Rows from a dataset
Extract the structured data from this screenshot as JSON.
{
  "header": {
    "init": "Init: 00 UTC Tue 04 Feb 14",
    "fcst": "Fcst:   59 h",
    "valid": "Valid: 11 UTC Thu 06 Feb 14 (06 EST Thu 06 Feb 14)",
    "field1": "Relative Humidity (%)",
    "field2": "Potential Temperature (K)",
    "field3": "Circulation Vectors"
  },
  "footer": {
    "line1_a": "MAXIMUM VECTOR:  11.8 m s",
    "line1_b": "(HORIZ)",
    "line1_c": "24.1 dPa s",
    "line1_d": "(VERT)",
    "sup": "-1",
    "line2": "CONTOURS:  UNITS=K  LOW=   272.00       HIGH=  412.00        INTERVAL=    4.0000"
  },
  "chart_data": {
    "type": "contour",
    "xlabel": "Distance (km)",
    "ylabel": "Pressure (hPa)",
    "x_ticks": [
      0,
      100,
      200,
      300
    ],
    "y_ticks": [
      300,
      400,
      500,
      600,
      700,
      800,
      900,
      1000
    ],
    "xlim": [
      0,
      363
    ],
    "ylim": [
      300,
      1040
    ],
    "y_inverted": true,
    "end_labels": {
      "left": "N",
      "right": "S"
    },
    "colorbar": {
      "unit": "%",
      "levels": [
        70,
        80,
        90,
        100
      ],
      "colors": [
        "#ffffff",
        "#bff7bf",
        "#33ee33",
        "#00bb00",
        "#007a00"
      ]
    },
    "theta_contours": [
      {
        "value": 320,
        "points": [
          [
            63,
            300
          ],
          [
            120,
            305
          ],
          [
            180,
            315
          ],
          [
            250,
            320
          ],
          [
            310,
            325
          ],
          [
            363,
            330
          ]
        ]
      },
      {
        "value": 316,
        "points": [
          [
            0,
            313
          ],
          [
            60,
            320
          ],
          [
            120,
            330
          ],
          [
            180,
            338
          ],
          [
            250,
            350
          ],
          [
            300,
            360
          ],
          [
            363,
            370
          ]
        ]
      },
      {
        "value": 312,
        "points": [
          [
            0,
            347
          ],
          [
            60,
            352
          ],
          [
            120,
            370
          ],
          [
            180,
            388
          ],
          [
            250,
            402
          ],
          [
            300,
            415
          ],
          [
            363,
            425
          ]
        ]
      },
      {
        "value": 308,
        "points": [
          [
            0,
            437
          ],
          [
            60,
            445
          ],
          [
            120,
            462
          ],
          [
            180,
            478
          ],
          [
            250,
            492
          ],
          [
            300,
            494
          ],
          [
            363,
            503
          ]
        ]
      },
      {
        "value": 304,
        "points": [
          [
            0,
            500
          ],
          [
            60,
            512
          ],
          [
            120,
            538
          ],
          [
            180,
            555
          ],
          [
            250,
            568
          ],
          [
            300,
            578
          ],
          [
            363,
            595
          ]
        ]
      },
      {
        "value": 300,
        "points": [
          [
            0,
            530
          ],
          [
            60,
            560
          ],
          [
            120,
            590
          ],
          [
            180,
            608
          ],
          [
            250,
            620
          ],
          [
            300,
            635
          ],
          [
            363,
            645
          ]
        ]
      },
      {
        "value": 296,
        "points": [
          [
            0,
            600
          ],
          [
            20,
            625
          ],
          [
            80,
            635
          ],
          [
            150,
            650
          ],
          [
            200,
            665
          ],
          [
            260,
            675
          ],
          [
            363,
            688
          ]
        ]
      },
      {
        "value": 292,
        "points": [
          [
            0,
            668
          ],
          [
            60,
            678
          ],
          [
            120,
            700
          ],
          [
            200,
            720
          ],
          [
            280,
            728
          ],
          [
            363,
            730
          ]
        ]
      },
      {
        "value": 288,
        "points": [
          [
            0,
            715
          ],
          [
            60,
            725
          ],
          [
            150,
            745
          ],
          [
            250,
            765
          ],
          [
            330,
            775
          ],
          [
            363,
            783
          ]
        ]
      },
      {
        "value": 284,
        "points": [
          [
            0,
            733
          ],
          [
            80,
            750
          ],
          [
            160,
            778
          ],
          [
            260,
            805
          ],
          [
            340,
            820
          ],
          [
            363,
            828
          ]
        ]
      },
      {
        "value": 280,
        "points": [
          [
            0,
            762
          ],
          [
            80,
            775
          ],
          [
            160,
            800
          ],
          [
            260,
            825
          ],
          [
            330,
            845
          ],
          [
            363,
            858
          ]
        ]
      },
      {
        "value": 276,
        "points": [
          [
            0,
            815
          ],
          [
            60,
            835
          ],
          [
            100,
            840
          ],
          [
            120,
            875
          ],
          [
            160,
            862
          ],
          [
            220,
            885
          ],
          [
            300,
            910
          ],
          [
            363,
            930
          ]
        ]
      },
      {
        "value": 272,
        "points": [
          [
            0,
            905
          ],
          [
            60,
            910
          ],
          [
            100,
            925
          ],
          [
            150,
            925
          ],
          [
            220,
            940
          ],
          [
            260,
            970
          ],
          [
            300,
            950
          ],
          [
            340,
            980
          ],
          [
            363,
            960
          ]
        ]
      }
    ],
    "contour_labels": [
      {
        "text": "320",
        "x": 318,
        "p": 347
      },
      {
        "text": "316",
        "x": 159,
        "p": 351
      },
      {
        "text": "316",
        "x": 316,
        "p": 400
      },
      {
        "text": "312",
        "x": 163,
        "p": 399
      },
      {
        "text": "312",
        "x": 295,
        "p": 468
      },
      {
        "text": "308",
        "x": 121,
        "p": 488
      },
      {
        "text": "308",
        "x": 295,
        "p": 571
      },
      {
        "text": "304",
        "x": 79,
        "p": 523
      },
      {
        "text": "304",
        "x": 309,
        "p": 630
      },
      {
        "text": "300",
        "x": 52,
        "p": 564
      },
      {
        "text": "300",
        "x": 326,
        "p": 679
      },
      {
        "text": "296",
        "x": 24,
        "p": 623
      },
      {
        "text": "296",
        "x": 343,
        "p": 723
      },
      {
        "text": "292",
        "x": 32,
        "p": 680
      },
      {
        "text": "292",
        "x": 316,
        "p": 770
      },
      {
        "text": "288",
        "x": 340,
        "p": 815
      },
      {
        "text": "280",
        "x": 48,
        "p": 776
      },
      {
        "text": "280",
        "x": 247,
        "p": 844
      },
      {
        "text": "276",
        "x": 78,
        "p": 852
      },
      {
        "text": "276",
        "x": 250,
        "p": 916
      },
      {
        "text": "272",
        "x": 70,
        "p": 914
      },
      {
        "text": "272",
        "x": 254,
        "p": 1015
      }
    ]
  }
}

* **PROBLEM STATEMENT**: Write out the entries above word for word.

* **EXERCISE RESULT**:
Extract the structured data from this screenshot as JSON.
{
  "header": {
    "init": "Init: 00 UTC Tue 04 Feb 14",
    "fcst": "Fcst:   59 h",
    "valid": "Valid: 11 UTC Thu 06 Feb 14 (06 EST Thu 06 Feb 14)",
    "field1": "Relative Humidity (%)",
    "field2": "Potential Temperature (K)",
    "field3": "Circulation Vectors"
  },
  "footer": {
    "line1_a": "MAXIMUM VECTOR:  11.8 m s",
    "line1_b": "(HORIZ)",
    "line1_c": "24.1 dPa s",
    "line1_d": "(VERT)",
    "sup": "-1",
    "line2": "CONTOURS:  UNITS=K  LOW=   272.00       HIGH=  412.00        INTERVAL=    4.0000"
  },
  "chart_data": {
    "type": "contour",
    "xlabel": "Distance (km)",
    "ylabel": "Pressure (hPa)",
    "x_ticks": [
      0,
      100,
      200,
      300
    ],
    "y_ticks": [
      300,
      400,
      500,
      600,
      700,
      800,
      900,
      1000
    ],
    "xlim": [
      0,
      363
    ],
    "ylim": [
      300,
      1040
    ],
    "y_inverted": true,
    "end_labels": {
      "left": "N",
      "right": "S"
    },
    "colorbar": {
      "unit": "%",
      "levels": [
        70,
        80,
        90,
        100
      ],
      "colors": [
        "#ffffff",
        "#bff7bf",
        "#33ee33",
        "#00bb00",
        "#007a00"
      ]
    },
    "theta_contours": [
      {
        "value": 320,
        "points": [
          [
            63,
            300
          ],
          [
            120,
            305
          ],
          [
            180,
            315
          ],
          [
            250,
            320
          ],
          [
            310,
            325
          ],
          [
            363,
            330
          ]
        ]
      },
      {
        "value": 316,
        "points": [
          [
            0,
            313
          ],
          [
            60,
            320
          ],
          [
            120,
            330
          ],
          [
            180,
            338
          ],
          [
            250,
            350
          ],
          [
            300,
            360
          ],
          [
            363,
            370
          ]
        ]
      },
      {
        "value": 312,
        "points": [
          [
            0,
            347
          ],
          [
            60,
            352
          ],
          [
            120,
            370
          ],
          [
            180,
            388
          ],
          [
            250,
            402
          ],
          [
            300,
            415
          ],
          [
            363,
            425
          ]
        ]
      },
      {
        "value": 308,
        "points": [
          [
            0,
            437
          ],
          [
            60,
            445
          ],
          [
            120,
            462
          ],
          [
            180,
            478
          ],
          [
            250,
            492
          ],
          [
            300,
            494
          ],
          [
            363,
            503
          ]
        ]
      },
      {
        "value": 304,
        "points": [
          [
            0,
            500
          ],
          [
            60,
            512
          ],
          [
            120,
            538
          ],
          [
            180,
            555
          ],
          [
            250,
            568
          ],
          [
            300,
            578
          ],
          [
            363,
            595
          ]
        ]
      },
      {
        "value": 300,
        "points": [
          [
            0,
            530
          ],
          [
            60,
            560
          ],
          [
            120,
            590
          ],
          [
            180,
            608
          ],
          [
            250,
            620
          ],
          [
            300,
            635
          ],
          [
            363,
            645
          ]
        ]
      },
      {
        "value": 296,
        "points": [
          [
            0,
            600
          ],
          [
            20,
            625
          ],
          [
            80,
            635
          ],
          [
            150,
            650
          ],
          [
            200,
            665
          ],
          [
            260,
            675
          ],
          [
            363,
            688
          ]
        ]
      },
      {
        "value": 292,
        "points": [
          [
            0,
            668
          ],
          [
            60,
            678
          ],
          [
            120,
            700
          ],
          [
            200,
            720
          ],
          [
            280,
            728
          ],
          [
            363,
            730
          ]
        ]
      },
      {
        "value": 288,
        "points": [
          [
            0,
            715
          ],
          [
            60,
            725
          ],
          [
            150,
            745
          ],
          [
            250,
            765
          ],
          [
            330,
            775
          ],
          [
            363,
            783
          ]
        ]
      },
      {
        "value": 284,
        "points": [
          [
            0,
            733
          ],
          [
            80,
            750
          ],
          [
            160,
            778
          ],
          [
            260,
            805
          ],
          [
            340,
            820
          ],
          [
            363,
            828
          ]
        ]
      },
      {
        "value": 280,
        "points": [
          [
            0,
            762
          ],
          [
            80,
            775
          ],
          [
            160,
            800
          ],
          [
            260,
            825
          ],
          [
            330,
            845
          ],
          [
            363,
            858
          ]
        ]
      },
      {
        "value": 276,
        "points": [
          [
            0,
            815
          ],
          [
            60,
            835
          ],
          [
            100,
            840
          ],
          [
            120,
            875
          ],
          [
            160,
            862
          ],
          [
            220,
            885
          ],
          [
            300,
            910
          ],
          [
            363,
            930
          ]
        ]
      },
      {
        "value": 272,
        "points": [
          [
            0,
            905
          ],
          [
            60,
            910
          ],
          [
            100,
            925
          ],
          [
            150,
            925
          ],
          [
            220,
            940
          ],
          [
            260,
            970
          ],
          [
            300,
            950
          ],
          [
            340,
            980
          ],
          [
            363,
            960
          ]
        ]
      }
    ],
    "contour_labels": [
      {
        "text": "320",
        "x": 318,
        "p": 347
      },
      {
        "text": "316",
        "x": 159,
        "p": 351
      },
      {
        "text": "316",
        "x": 316,
        "p": 400
      },
      {
        "text": "312",
        "x": 163,
        "p": 399
      },
      {
        "text": "312",
        "x": 295,
        "p": 468
      },
      {
        "text": "308",
        "x": 121,
        "p": 488
      },
      {
        "text": "308",
        "x": 295,
        "p": 571
      },
      {
        "text": "304",
        "x": 79,
        "p": 523
      },
      {
        "text": "304",
        "x": 309,
        "p": 630
      },
      {
        "text": "300",
        "x": 52,
        "p": 564
      },
      {
        "text": "300",
        "x": 326,
        "p": 679
      },
      {
        "text": "296",
        "x": 24,
        "p": 623
      },
      {
        "text": "296",
        "x": 343,
        "p": 723
      },
      {
        "text": "292",
        "x": 32,
        "p": 680
      },
      {
        "text": "292",
        "x": 316,
        "p": 770
      },
      {
        "text": "288",
        "x": 340,
        "p": 815
      },
      {
        "text": "280",
        "x": 48,
        "p": 776
      },
      {
        "text": "280",
        "x": 247,
        "p": 844
      },
      {
        "text": "276",
        "x": 78,
        "p": 852
      },
      {
        "text": "276",
        "x": 250,
        "p": 916
      },
      {
        "text": "272",
        "x": 70,
        "p": 914
      },
      {
        "text": "272",
        "x": 254,
        "p": 1015
      }
    ]
  }
}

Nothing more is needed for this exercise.